Aim of the exercise
Exactly as written, quote every line that follows, skipping the images.

Supplied data
· · · · · · ·

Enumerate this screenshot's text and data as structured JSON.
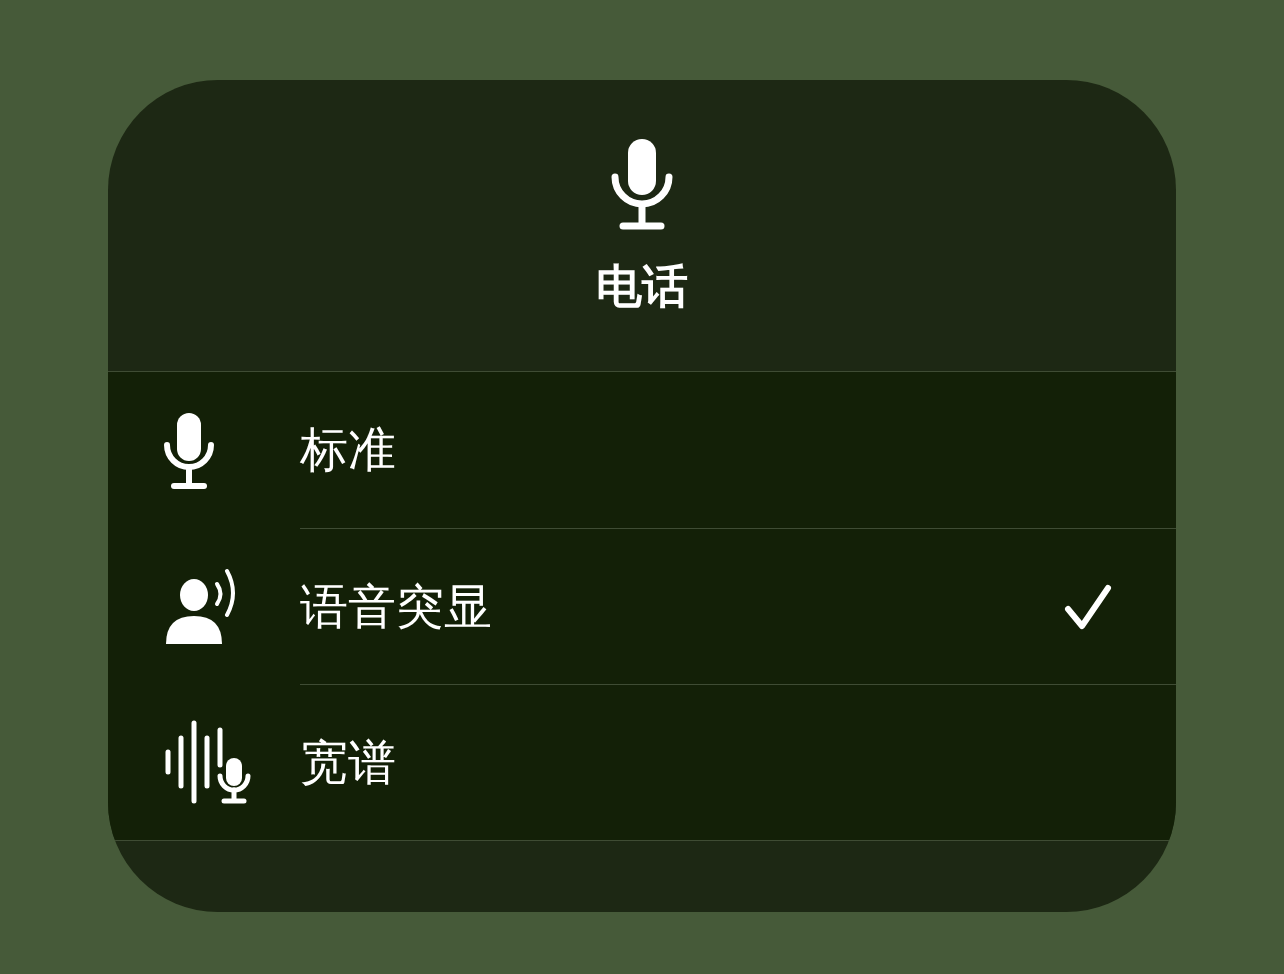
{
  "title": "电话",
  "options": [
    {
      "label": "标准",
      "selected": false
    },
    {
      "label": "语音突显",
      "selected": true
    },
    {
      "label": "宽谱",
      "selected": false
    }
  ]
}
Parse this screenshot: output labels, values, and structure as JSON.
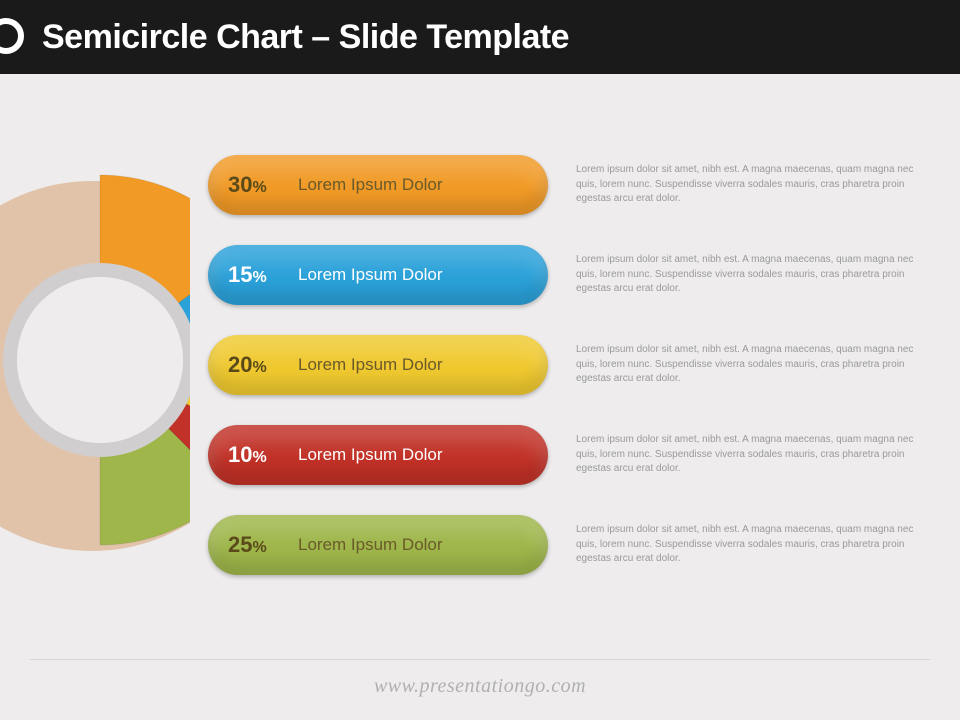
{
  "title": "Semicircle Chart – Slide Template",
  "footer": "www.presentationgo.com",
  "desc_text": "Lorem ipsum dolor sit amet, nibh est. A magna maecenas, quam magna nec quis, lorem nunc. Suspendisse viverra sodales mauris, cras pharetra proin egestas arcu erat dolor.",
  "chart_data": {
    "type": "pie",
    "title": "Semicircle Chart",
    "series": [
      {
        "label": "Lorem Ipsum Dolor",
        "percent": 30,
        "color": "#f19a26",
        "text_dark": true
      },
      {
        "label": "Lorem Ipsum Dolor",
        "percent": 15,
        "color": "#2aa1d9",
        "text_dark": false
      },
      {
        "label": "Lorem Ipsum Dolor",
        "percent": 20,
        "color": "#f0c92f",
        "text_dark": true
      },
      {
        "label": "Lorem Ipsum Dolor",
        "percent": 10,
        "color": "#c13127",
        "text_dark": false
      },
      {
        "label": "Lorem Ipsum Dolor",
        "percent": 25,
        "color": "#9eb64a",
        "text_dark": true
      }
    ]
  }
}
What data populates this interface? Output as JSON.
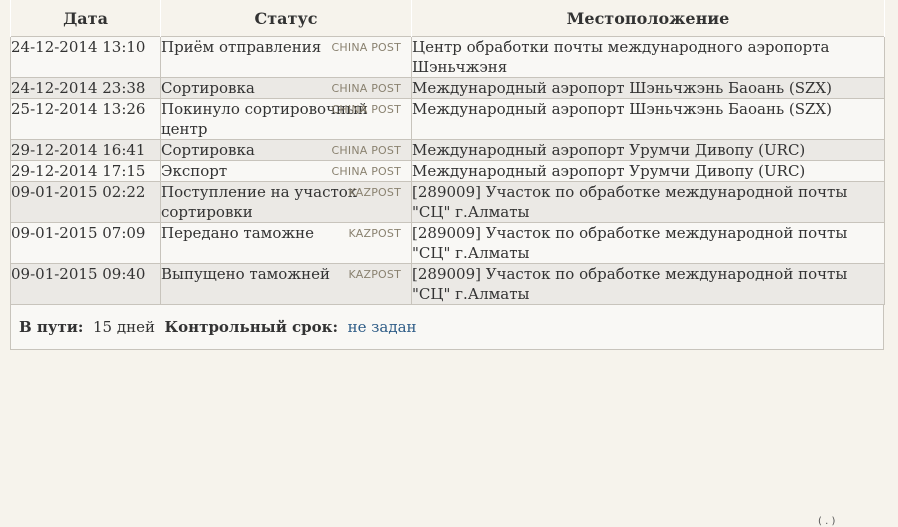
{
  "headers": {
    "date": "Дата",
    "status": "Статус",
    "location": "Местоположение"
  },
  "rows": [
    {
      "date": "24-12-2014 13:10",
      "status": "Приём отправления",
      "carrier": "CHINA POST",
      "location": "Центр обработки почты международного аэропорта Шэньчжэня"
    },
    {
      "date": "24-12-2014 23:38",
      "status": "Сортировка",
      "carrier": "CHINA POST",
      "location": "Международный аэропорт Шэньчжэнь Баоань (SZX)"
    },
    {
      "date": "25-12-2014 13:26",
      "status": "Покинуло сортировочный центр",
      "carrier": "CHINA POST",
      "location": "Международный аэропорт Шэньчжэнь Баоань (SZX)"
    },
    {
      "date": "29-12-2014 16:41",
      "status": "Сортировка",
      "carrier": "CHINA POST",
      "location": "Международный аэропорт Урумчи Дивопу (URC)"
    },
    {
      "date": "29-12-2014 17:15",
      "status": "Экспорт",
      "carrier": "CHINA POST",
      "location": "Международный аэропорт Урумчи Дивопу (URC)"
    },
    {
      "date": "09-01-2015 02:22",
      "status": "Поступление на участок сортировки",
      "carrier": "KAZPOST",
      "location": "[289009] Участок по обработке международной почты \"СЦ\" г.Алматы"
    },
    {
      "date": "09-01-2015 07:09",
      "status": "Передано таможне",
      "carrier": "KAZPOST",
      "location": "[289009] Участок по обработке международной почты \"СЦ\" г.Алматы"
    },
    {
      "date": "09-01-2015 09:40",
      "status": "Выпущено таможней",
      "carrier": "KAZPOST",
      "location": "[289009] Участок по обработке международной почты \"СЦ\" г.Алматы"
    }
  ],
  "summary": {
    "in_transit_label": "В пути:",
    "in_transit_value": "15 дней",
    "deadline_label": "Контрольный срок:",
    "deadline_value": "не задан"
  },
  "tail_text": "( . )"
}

· · · · · · ·

Answer in full
Enumerate this screenshot's text and data as structured JSON.
{
  "title": "电话",
  "options": [
    {
      "label": "标准",
      "selected": false
    },
    {
      "label": "语音突显",
      "selected": true
    },
    {
      "label": "宽谱",
      "selected": false
    }
  ]
}
Parse this screenshot: output labels, values, and structure as JSON.
{
  "title": "Semicircle Chart – Slide Template",
  "footer": "www.presentationgo.com",
  "desc_text": "Lorem ipsum dolor sit amet, nibh est. A magna maecenas, quam magna nec quis, lorem nunc. Suspendisse viverra sodales mauris, cras pharetra proin egestas arcu erat dolor.",
  "chart_data": {
    "type": "pie",
    "title": "Semicircle Chart",
    "series": [
      {
        "label": "Lorem Ipsum Dolor",
        "percent": 30,
        "color": "#f19a26",
        "text_dark": true
      },
      {
        "label": "Lorem Ipsum Dolor",
        "percent": 15,
        "color": "#2aa1d9",
        "text_dark": false
      },
      {
        "label": "Lorem Ipsum Dolor",
        "percent": 20,
        "color": "#f0c92f",
        "text_dark": true
      },
      {
        "label": "Lorem Ipsum Dolor",
        "percent": 10,
        "color": "#c13127",
        "text_dark": false
      },
      {
        "label": "Lorem Ipsum Dolor",
        "percent": 25,
        "color": "#9eb64a",
        "text_dark": true
      }
    ]
  }
}
What data populates this interface? Output as JSON.
{
  "headers": {
    "date": "Дата",
    "status": "Статус",
    "location": "Местоположение"
  },
  "rows": [
    {
      "date": "24-12-2014 13:10",
      "status": "Приём отправления",
      "carrier": "CHINA POST",
      "location": "Центр обработки почты международного аэропорта Шэньчжэня"
    },
    {
      "date": "24-12-2014 23:38",
      "status": "Сортировка",
      "carrier": "CHINA POST",
      "location": "Международный аэропорт Шэньчжэнь Баоань (SZX)"
    },
    {
      "date": "25-12-2014 13:26",
      "status": "Покинуло сортировочный центр",
      "carrier": "CHINA POST",
      "location": "Международный аэропорт Шэньчжэнь Баоань (SZX)"
    },
    {
      "date": "29-12-2014 16:41",
      "status": "Сортировка",
      "carrier": "CHINA POST",
      "location": "Международный аэропорт Урумчи Дивопу (URC)"
    },
    {
      "date": "29-12-2014 17:15",
      "status": "Экспорт",
      "carrier": "CHINA POST",
      "location": "Международный аэропорт Урумчи Дивопу (URC)"
    },
    {
      "date": "09-01-2015 02:22",
      "status": "Поступление на участок сортировки",
      "carrier": "KAZPOST",
      "location": "[289009] Участок по обработке международной почты \"СЦ\" г.Алматы"
    },
    {
      "date": "09-01-2015 07:09",
      "status": "Передано таможне",
      "carrier": "KAZPOST",
      "location": "[289009] Участок по обработке международной почты \"СЦ\" г.Алматы"
    },
    {
      "date": "09-01-2015 09:40",
      "status": "Выпущено таможней",
      "carrier": "KAZPOST",
      "location": "[289009] Участок по обработке международной почты \"СЦ\" г.Алматы"
    }
  ],
  "summary": {
    "in_transit_label": "В пути:",
    "in_transit_value": "15 дней",
    "deadline_label": "Контрольный срок:",
    "deadline_value": "не задан"
  },
  "tail_text": "( . )"
}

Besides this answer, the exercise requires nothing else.